** Given records **
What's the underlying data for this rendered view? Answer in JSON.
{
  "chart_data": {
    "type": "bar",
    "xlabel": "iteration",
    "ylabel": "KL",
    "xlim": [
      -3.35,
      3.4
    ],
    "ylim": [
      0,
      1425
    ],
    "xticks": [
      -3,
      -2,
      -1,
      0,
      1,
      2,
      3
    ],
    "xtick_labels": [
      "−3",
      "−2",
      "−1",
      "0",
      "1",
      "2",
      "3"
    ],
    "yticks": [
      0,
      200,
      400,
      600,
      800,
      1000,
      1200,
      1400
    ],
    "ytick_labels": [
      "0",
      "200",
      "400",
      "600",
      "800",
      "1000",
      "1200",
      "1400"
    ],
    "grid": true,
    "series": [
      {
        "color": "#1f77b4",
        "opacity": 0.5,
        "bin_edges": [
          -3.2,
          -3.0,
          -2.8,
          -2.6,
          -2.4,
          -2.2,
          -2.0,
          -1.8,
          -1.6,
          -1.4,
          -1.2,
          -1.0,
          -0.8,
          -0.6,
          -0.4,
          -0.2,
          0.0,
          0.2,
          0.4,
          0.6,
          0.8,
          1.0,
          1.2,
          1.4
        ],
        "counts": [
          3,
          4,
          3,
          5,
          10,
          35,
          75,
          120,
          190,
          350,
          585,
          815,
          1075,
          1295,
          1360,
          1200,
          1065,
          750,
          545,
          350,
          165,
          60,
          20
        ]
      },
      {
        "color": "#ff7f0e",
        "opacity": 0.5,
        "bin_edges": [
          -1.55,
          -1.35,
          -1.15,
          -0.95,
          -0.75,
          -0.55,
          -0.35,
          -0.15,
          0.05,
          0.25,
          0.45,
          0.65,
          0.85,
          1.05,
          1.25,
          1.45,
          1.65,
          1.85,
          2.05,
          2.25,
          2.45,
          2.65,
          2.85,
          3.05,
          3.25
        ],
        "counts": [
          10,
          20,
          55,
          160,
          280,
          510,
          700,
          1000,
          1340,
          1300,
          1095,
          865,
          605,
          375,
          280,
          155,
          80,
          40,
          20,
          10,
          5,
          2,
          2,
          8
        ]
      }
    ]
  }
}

** Task description **
Transcribe the whole listing with nothing added or left out.

** Worked answer **
What's the underlying data for this rendered view? Answer in JSON.
{
  "chart_data": {
    "type": "bar",
    "xlabel": "iteration",
    "ylabel": "KL",
    "xlim": [
      -3.35,
      3.4
    ],
    "ylim": [
      0,
      1425
    ],
    "xticks": [
      -3,
      -2,
      -1,
      0,
      1,
      2,
      3
    ],
    "xtick_labels": [
      "−3",
      "−2",
      "−1",
      "0",
      "1",
      "2",
      "3"
    ],
    "yticks": [
      0,
      200,
      400,
      600,
      800,
      1000,
      1200,
      1400
    ],
    "ytick_labels": [
      "0",
      "200",
      "400",
      "600",
      "800",
      "1000",
      "1200",
      "1400"
    ],
    "grid": true,
    "series": [
      {
        "color": "#1f77b4",
        "opacity": 0.5,
        "bin_edges": [
          -3.2,
          -3.0,
          -2.8,
          -2.6,
          -2.4,
          -2.2,
          -2.0,
          -1.8,
          -1.6,
          -1.4,
          -1.2,
          -1.0,
          -0.8,
          -0.6,
          -0.4,
          -0.2,
          0.0,
          0.2,
          0.4,
          0.6,
          0.8,
          1.0,
          1.2,
          1.4
        ],
        "counts": [
          3,
          4,
          3,
          5,
          10,
          35,
          75,
          120,
          190,
          350,
          585,
          815,
          1075,
          1295,
          1360,
          1200,
          1065,
          750,
          545,
          350,
          165,
          60,
          20
        ]
      },
      {
        "color": "#ff7f0e",
        "opacity": 0.5,
        "bin_edges": [
          -1.55,
          -1.35,
          -1.15,
          -0.95,
          -0.75,
          -0.55,
          -0.35,
          -0.15,
          0.05,
          0.25,
          0.45,
          0.65,
          0.85,
          1.05,
          1.25,
          1.45,
          1.65,
          1.85,
          2.05,
          2.25,
          2.45,
          2.65,
          2.85,
          3.05,
          3.25
        ],
        "counts": [
          10,
          20,
          55,
          160,
          280,
          510,
          700,
          1000,
          1340,
          1300,
          1095,
          865,
          605,
          375,
          280,
          155,
          80,
          40,
          20,
          10,
          5,
          2,
          2,
          8
        ]
      }
    ]
  }
}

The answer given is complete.